**Exercise instructions**:
Look through the listing below and work out how many of its lines hold the word "World". Give only the number.

Figure record extracts
---*---

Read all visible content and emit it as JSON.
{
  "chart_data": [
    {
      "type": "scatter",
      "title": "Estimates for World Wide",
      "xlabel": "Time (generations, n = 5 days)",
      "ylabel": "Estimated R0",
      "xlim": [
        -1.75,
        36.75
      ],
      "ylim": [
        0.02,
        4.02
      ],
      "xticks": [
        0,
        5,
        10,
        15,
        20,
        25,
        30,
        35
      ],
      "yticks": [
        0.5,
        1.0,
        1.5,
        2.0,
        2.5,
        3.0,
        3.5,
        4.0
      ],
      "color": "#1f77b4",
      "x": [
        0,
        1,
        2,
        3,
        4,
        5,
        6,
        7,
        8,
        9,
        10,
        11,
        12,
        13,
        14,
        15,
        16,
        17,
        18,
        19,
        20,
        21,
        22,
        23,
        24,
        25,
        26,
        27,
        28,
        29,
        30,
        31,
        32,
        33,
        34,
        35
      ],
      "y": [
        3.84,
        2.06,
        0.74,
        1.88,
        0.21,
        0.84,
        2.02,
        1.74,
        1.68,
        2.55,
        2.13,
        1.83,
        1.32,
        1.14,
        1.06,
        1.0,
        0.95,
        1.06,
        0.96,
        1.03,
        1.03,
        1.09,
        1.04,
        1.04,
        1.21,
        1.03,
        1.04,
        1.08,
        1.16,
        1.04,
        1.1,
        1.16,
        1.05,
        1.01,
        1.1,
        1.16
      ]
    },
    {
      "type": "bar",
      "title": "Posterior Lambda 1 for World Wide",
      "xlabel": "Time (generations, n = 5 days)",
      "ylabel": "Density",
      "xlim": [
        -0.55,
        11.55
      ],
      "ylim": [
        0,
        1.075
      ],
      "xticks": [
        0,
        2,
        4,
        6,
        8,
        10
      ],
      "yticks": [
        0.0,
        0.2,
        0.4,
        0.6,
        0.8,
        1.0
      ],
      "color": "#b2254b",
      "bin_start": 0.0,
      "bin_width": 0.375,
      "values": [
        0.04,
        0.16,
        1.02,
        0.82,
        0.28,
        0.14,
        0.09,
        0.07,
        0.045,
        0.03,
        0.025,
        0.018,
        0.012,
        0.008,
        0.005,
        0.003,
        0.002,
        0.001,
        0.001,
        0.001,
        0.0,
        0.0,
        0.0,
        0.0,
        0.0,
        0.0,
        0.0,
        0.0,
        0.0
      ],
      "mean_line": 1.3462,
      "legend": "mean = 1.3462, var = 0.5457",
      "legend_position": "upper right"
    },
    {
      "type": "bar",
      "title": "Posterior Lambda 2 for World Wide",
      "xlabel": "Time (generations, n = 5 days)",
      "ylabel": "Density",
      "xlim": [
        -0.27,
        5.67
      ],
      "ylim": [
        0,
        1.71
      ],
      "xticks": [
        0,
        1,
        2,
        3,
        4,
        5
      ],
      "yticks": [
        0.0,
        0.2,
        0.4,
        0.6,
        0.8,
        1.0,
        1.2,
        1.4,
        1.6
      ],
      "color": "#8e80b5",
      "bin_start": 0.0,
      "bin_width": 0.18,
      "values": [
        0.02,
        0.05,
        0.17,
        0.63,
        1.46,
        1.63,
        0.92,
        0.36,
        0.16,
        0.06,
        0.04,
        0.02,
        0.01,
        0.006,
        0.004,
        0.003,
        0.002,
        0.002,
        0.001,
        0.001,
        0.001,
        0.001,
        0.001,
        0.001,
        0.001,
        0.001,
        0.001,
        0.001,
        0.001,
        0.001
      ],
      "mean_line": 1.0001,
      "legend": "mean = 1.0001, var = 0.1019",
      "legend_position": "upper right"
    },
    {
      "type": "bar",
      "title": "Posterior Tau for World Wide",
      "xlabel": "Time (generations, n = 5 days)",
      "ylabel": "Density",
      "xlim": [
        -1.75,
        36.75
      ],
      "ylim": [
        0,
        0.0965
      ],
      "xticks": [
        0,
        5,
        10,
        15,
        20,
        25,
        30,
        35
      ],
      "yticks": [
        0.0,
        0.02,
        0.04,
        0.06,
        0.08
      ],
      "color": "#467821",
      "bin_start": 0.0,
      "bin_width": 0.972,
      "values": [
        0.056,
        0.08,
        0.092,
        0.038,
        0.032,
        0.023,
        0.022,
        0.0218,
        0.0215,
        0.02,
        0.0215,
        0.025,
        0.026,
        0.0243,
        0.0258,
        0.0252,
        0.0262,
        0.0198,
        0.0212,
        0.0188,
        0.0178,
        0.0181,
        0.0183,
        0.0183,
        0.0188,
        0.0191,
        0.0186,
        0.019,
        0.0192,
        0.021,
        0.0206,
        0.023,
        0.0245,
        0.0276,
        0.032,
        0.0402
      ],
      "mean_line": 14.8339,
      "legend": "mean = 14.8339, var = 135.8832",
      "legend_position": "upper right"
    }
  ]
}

---*---

**Output of the exercise**:
4